| Written request |
Copy the listing below in full and skip every picture.

# # #

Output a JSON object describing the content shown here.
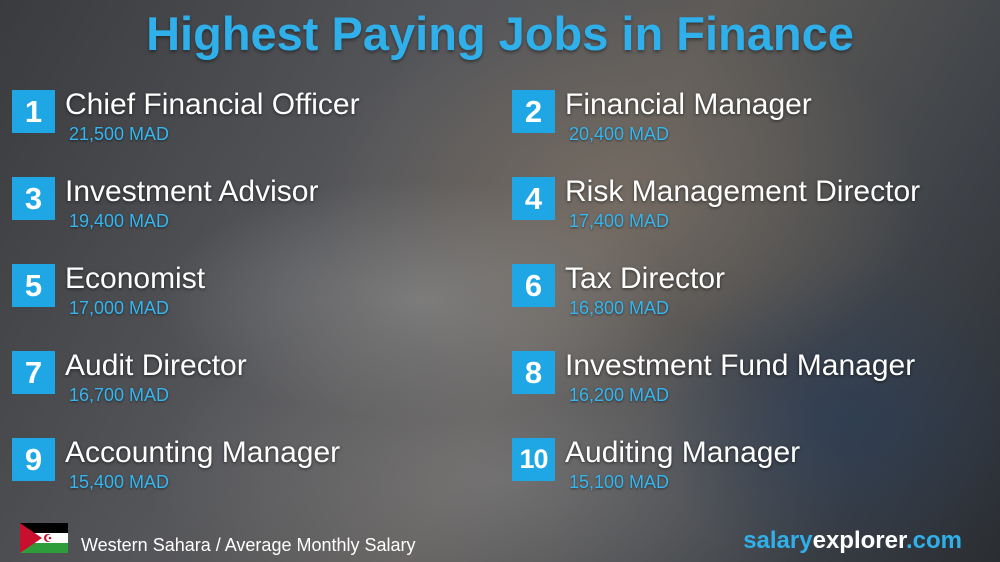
{
  "title": "Highest Paying Jobs in Finance",
  "accent_color": "#1ea7e4",
  "jobs": [
    {
      "rank": "1",
      "title": "Chief Financial Officer",
      "salary": "21,500 MAD"
    },
    {
      "rank": "2",
      "title": "Financial Manager",
      "salary": "20,400 MAD"
    },
    {
      "rank": "3",
      "title": "Investment Advisor",
      "salary": "19,400 MAD"
    },
    {
      "rank": "4",
      "title": "Risk Management Director",
      "salary": "17,400 MAD"
    },
    {
      "rank": "5",
      "title": "Economist",
      "salary": "17,000 MAD"
    },
    {
      "rank": "6",
      "title": "Tax Director",
      "salary": "16,800 MAD"
    },
    {
      "rank": "7",
      "title": "Audit Director",
      "salary": "16,700 MAD"
    },
    {
      "rank": "8",
      "title": "Investment Fund Manager",
      "salary": "16,200 MAD"
    },
    {
      "rank": "9",
      "title": "Accounting Manager",
      "salary": "15,400 MAD"
    },
    {
      "rank": "10",
      "title": "Auditing Manager",
      "salary": "15,100 MAD"
    }
  ],
  "footer": {
    "flag": "western-sahara-flag",
    "caption": "Western Sahara / Average Monthly Salary",
    "logo": {
      "part1": "salary",
      "part2": "explorer",
      "part3": ".com"
    }
  }
}
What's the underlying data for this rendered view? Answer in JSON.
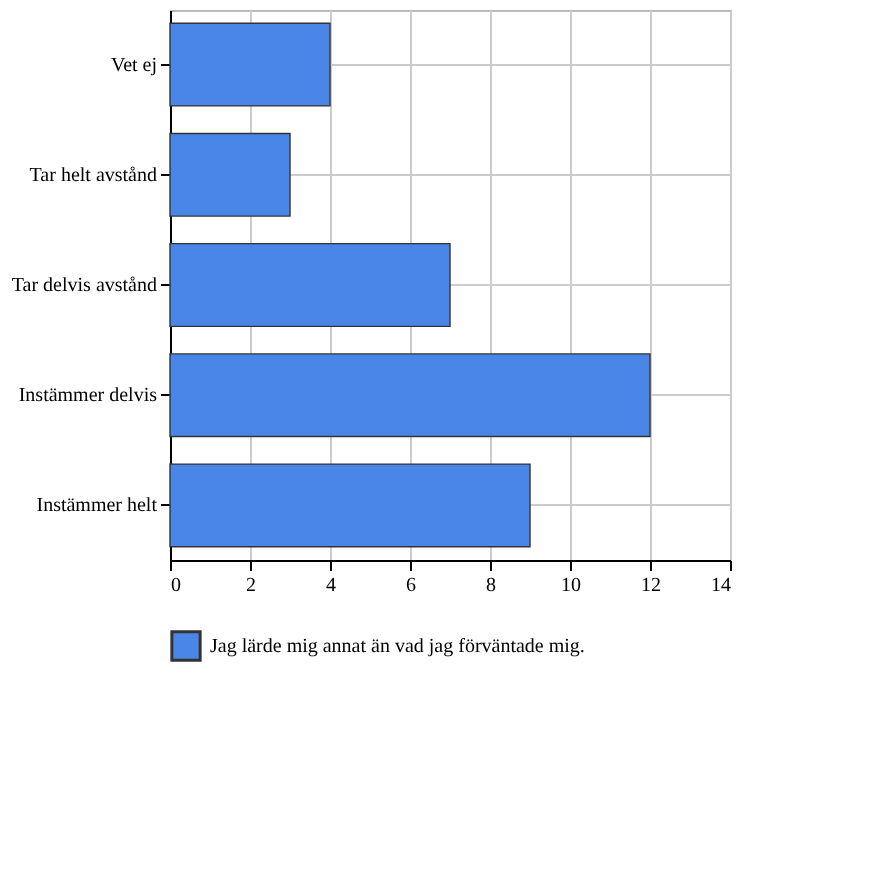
{
  "chart_data": {
    "type": "bar",
    "orientation": "horizontal",
    "categories": [
      "Vet ej",
      "Tar helt avstånd",
      "Tar delvis avstånd",
      "Instämmer delvis",
      "Instämmer helt"
    ],
    "series": [
      {
        "name": "Jag lärde mig annat än vad jag förväntade mig.",
        "color": "#4a86e8",
        "values": [
          4,
          3,
          7,
          12,
          9
        ]
      }
    ],
    "xlim": [
      0,
      14
    ],
    "xticks": [
      0,
      2,
      4,
      6,
      8,
      10,
      12,
      14
    ],
    "grid": true,
    "legend": "bottom left"
  }
}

# # #

| Correct response |
Output a JSON object describing the content shown here.
{
  "title": "Highest Paying Jobs in Finance",
  "accent_color": "#1ea7e4",
  "jobs": [
    {
      "rank": "1",
      "title": "Chief Financial Officer",
      "salary": "21,500 MAD"
    },
    {
      "rank": "2",
      "title": "Financial Manager",
      "salary": "20,400 MAD"
    },
    {
      "rank": "3",
      "title": "Investment Advisor",
      "salary": "19,400 MAD"
    },
    {
      "rank": "4",
      "title": "Risk Management Director",
      "salary": "17,400 MAD"
    },
    {
      "rank": "5",
      "title": "Economist",
      "salary": "17,000 MAD"
    },
    {
      "rank": "6",
      "title": "Tax Director",
      "salary": "16,800 MAD"
    },
    {
      "rank": "7",
      "title": "Audit Director",
      "salary": "16,700 MAD"
    },
    {
      "rank": "8",
      "title": "Investment Fund Manager",
      "salary": "16,200 MAD"
    },
    {
      "rank": "9",
      "title": "Accounting Manager",
      "salary": "15,400 MAD"
    },
    {
      "rank": "10",
      "title": "Auditing Manager",
      "salary": "15,100 MAD"
    }
  ],
  "footer": {
    "flag": "western-sahara-flag",
    "caption": "Western Sahara / Average Monthly Salary",
    "logo": {
      "part1": "salary",
      "part2": "explorer",
      "part3": ".com"
    }
  }
}
What's the underlying data for this rendered view? Answer in JSON.
{
  "chart_data": {
    "type": "bar",
    "orientation": "horizontal",
    "categories": [
      "Vet ej",
      "Tar helt avstånd",
      "Tar delvis avstånd",
      "Instämmer delvis",
      "Instämmer helt"
    ],
    "series": [
      {
        "name": "Jag lärde mig annat än vad jag förväntade mig.",
        "color": "#4a86e8",
        "values": [
          4,
          3,
          7,
          12,
          9
        ]
      }
    ],
    "xlim": [
      0,
      14
    ],
    "xticks": [
      0,
      2,
      4,
      6,
      8,
      10,
      12,
      14
    ],
    "grid": true,
    "legend": "bottom left"
  }
}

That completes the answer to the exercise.